◆ The problem
Every line below that contains "image" is to be copied.

(Collected data)
[start]

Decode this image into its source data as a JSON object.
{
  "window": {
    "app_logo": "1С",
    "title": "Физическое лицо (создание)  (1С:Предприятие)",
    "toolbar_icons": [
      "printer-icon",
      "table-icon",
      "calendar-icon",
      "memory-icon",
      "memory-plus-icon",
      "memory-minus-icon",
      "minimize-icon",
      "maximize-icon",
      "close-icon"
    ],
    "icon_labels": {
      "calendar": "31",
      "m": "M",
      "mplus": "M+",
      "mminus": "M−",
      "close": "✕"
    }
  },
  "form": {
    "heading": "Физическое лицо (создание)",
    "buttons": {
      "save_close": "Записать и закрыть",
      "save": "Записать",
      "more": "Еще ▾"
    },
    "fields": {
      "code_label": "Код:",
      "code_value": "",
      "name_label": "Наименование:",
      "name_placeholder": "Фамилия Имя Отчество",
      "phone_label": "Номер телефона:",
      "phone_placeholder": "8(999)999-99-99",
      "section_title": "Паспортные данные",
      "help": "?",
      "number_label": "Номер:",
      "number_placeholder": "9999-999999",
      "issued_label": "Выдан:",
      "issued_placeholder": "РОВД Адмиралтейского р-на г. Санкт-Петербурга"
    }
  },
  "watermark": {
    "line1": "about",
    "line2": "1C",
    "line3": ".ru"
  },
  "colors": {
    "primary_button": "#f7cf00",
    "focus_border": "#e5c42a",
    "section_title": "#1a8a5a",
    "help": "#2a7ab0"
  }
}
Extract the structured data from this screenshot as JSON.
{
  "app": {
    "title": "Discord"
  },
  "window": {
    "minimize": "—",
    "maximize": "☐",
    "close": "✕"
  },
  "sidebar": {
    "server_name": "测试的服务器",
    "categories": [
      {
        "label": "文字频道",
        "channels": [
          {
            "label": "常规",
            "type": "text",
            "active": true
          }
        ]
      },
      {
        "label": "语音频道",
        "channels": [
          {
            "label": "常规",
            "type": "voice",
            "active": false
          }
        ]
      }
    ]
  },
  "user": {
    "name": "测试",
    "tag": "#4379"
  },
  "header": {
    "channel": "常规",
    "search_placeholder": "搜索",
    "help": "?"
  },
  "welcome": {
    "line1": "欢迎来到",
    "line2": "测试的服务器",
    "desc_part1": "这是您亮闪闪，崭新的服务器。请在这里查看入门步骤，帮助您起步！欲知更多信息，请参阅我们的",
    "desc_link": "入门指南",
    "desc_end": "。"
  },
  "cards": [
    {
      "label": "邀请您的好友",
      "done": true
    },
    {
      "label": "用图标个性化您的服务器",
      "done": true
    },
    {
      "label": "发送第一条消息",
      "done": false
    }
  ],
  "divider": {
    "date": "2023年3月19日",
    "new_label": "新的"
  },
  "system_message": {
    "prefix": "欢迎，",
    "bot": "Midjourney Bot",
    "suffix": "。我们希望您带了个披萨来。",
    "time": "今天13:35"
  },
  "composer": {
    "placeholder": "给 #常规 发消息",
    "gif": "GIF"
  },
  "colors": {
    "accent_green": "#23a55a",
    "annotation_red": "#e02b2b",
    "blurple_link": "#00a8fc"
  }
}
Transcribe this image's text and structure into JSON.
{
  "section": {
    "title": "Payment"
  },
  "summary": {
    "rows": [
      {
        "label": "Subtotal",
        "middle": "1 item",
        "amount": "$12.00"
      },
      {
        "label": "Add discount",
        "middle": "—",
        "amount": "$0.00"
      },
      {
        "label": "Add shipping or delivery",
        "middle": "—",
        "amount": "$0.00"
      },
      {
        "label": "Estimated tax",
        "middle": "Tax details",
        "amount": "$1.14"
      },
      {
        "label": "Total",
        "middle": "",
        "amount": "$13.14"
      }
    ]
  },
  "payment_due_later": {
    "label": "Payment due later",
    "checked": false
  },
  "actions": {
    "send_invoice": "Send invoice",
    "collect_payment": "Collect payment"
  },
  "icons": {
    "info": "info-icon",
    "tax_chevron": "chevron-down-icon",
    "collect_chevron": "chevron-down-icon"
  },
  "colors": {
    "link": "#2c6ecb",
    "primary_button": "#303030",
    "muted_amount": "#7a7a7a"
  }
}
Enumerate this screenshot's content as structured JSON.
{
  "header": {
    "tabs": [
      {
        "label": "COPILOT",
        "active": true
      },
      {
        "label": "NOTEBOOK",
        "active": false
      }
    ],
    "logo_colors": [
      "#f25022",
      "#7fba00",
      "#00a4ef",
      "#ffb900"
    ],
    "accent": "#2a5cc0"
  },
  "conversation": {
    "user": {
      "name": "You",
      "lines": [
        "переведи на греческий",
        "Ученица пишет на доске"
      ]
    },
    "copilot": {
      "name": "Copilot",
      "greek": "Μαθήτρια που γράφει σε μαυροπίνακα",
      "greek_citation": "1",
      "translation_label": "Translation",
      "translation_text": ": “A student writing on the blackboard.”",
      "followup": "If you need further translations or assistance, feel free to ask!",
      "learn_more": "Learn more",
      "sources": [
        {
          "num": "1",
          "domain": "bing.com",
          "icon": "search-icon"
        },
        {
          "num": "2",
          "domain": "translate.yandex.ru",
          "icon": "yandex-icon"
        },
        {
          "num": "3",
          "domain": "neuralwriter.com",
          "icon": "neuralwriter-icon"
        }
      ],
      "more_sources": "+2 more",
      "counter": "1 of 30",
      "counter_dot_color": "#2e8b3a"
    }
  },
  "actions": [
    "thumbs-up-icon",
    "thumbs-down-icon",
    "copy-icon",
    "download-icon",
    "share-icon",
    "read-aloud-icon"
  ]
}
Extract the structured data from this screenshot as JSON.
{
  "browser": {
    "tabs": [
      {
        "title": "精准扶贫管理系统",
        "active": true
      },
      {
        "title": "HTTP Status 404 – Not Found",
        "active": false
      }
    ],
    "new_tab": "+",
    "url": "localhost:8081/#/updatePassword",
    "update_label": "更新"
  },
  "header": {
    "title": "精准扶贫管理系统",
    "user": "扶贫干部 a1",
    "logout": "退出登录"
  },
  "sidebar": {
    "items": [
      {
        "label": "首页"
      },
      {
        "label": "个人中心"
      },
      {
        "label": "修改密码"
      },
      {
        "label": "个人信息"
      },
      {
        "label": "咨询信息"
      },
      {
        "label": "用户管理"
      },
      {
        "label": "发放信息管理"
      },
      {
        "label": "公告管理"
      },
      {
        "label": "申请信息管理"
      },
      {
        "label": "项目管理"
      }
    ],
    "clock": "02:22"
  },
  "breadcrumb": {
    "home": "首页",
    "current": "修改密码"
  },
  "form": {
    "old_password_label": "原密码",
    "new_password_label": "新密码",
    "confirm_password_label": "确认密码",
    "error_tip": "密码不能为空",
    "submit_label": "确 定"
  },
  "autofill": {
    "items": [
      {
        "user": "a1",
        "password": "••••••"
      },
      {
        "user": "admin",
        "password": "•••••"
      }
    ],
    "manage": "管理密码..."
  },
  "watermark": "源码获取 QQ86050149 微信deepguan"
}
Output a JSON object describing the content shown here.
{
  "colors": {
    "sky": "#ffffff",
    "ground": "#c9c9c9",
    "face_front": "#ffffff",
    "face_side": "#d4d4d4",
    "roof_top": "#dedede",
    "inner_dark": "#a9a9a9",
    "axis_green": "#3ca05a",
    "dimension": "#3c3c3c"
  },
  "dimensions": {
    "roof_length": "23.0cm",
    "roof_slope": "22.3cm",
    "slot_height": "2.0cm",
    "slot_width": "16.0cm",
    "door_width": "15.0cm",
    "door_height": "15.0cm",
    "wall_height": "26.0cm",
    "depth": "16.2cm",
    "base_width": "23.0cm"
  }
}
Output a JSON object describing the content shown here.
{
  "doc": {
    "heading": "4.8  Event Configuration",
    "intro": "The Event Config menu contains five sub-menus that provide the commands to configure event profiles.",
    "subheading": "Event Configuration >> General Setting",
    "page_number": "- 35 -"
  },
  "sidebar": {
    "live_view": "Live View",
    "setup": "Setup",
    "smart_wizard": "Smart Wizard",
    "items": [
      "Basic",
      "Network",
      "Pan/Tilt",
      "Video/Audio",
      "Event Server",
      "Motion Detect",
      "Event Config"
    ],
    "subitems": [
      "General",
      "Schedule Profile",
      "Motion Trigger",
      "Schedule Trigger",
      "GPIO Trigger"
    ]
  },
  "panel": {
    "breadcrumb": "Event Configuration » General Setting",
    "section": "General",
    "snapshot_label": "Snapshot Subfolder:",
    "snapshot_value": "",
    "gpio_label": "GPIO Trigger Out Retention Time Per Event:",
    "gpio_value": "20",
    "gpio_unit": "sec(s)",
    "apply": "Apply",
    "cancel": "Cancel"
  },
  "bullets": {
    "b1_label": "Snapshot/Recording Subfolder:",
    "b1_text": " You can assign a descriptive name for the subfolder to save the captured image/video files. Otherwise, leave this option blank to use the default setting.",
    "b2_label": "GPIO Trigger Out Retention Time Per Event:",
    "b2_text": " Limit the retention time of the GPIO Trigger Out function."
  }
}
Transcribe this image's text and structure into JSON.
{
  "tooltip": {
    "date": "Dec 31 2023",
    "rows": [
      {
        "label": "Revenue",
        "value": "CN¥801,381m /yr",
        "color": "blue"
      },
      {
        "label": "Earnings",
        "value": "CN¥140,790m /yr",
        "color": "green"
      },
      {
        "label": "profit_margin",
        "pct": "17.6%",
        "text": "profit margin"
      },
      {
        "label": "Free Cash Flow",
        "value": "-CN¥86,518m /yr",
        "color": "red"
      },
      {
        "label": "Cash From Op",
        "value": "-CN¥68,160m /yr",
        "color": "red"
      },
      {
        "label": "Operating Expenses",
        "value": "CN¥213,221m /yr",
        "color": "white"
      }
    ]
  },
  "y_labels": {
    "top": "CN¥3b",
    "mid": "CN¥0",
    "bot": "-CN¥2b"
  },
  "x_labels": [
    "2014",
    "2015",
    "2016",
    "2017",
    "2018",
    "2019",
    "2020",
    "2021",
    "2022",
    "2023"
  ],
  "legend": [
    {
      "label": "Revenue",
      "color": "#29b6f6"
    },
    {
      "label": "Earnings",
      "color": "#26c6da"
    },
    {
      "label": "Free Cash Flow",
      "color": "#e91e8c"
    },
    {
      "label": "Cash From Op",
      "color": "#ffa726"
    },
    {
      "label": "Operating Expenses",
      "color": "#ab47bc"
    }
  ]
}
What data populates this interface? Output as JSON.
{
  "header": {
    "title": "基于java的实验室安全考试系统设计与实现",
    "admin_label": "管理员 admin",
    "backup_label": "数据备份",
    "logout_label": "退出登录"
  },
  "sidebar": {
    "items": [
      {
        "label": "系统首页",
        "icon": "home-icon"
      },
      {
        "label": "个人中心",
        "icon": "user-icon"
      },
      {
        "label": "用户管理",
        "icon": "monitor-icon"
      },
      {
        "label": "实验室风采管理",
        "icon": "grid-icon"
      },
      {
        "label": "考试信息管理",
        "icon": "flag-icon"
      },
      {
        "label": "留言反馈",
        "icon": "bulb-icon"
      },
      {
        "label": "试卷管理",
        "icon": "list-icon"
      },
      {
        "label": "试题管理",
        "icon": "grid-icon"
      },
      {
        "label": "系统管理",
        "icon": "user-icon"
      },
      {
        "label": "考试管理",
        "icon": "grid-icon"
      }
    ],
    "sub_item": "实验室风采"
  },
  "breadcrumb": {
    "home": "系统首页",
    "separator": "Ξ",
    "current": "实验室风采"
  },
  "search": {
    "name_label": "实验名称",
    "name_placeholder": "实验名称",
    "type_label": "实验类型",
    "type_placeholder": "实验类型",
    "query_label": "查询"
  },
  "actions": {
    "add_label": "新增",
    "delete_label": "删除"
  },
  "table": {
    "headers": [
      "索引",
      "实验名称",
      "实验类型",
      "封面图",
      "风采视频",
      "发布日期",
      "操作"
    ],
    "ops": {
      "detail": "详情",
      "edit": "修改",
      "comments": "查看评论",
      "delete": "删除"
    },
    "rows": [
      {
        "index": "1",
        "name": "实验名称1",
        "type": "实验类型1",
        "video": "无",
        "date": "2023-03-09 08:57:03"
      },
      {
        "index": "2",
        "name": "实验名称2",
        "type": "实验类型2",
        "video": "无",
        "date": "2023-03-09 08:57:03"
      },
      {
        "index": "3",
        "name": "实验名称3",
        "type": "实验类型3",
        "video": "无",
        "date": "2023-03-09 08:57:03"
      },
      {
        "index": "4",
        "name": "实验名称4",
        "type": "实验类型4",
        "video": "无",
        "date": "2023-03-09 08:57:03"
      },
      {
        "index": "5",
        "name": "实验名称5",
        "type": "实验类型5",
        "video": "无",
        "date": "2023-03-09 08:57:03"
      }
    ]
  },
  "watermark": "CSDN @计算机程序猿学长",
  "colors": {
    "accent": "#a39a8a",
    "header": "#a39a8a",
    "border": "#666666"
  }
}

[end]

◆ Solution
Decode this image into its source data as a JSON object.
Transcribe this image's text and structure into JSON.
    "b1_text": " You can assign a descriptive name for the subfolder to save the captured image/video files. Otherwise, leave this option blank to use the default setting.",
Transcribe this image's text and structure into JSON.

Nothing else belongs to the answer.